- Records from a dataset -
━━━━━━━━

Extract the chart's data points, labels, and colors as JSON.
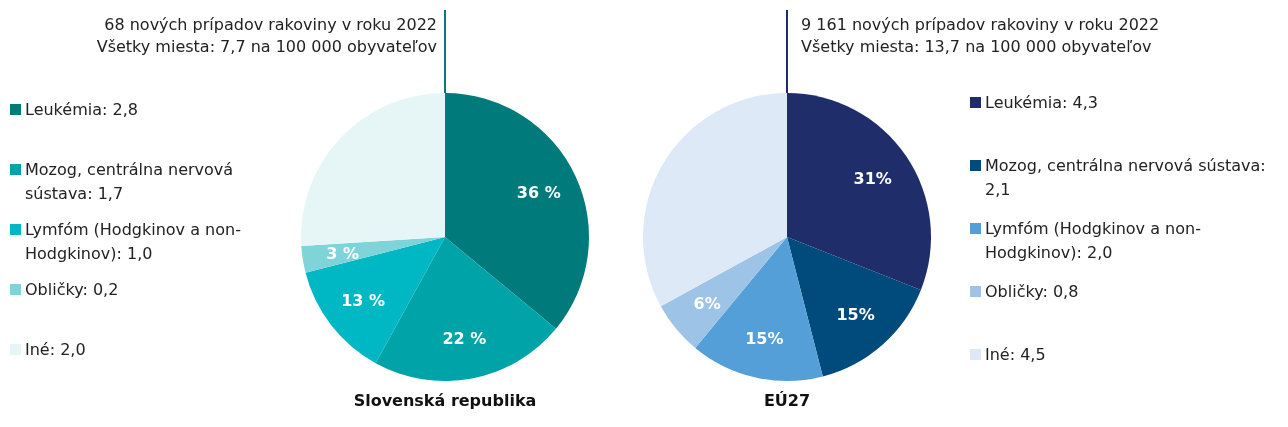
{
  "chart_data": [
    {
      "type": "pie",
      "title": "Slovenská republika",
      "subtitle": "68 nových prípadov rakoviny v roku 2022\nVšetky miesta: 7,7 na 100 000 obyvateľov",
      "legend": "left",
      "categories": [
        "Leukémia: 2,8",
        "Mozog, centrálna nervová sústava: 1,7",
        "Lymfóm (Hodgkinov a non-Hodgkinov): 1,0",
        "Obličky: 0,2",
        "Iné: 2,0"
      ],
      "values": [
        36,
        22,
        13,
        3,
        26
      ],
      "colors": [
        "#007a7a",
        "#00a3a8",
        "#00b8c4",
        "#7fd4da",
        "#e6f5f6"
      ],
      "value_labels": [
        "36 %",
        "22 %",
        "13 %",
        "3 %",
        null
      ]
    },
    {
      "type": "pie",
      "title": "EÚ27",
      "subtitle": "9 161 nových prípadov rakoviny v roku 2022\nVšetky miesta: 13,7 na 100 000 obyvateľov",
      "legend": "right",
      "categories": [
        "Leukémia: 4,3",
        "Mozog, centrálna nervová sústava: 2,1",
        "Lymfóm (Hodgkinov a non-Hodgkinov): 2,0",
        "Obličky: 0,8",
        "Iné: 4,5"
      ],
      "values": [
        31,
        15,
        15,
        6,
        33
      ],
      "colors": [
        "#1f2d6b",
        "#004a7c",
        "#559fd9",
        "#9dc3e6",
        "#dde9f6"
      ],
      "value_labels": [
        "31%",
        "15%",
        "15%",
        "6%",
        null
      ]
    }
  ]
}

━━━━━━━━

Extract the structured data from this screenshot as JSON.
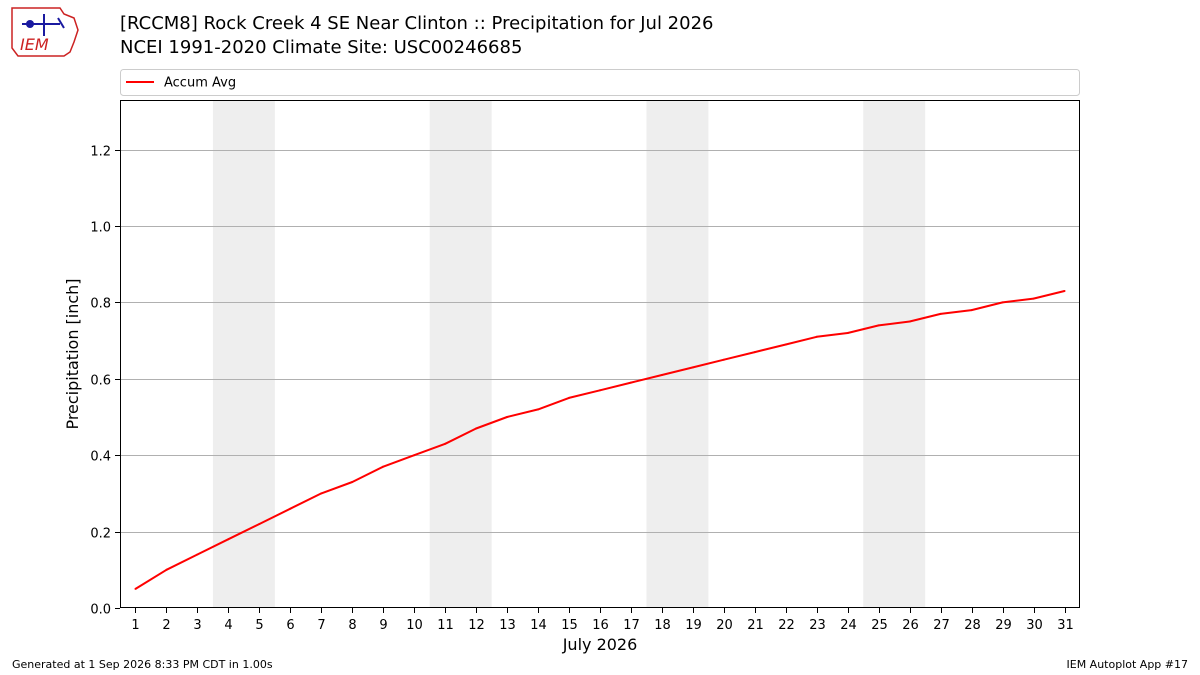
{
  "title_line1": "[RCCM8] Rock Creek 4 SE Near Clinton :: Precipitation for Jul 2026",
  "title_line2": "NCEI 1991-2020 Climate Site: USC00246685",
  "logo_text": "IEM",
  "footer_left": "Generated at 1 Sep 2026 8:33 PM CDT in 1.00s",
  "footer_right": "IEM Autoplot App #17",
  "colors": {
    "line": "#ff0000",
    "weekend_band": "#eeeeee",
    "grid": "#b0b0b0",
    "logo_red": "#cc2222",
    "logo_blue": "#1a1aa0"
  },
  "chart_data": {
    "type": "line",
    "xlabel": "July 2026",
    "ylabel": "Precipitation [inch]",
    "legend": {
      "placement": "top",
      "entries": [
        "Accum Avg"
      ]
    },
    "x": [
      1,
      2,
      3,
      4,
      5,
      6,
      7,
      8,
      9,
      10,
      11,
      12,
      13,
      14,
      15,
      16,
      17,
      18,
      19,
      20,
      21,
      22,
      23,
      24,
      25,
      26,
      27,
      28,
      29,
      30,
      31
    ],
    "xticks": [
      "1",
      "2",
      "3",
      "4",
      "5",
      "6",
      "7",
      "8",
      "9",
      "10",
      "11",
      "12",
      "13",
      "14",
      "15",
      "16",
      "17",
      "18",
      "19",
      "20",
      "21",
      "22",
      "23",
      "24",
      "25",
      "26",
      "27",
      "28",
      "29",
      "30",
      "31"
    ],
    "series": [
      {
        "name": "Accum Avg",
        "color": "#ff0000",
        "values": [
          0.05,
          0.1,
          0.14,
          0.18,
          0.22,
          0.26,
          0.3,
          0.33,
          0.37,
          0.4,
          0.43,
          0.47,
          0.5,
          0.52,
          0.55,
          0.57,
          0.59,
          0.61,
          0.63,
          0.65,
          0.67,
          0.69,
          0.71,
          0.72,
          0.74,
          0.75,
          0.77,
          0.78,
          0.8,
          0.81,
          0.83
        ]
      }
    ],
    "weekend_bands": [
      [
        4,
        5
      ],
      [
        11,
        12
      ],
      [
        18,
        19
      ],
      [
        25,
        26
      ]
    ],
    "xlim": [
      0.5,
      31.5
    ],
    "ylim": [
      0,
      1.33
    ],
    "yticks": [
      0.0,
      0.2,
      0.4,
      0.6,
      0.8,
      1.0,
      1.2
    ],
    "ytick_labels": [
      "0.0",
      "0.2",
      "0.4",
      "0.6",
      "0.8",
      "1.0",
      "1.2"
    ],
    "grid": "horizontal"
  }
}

━━━━━━━━

- GIVEN EXERCISE -
Check each line above for the string "JSON" and show the ones that have it.

- SOLUTION TO THIS TASK -
Extract the chart's data points, labels, and colors as JSON.
Extract the structured data from this screenshot as JSON.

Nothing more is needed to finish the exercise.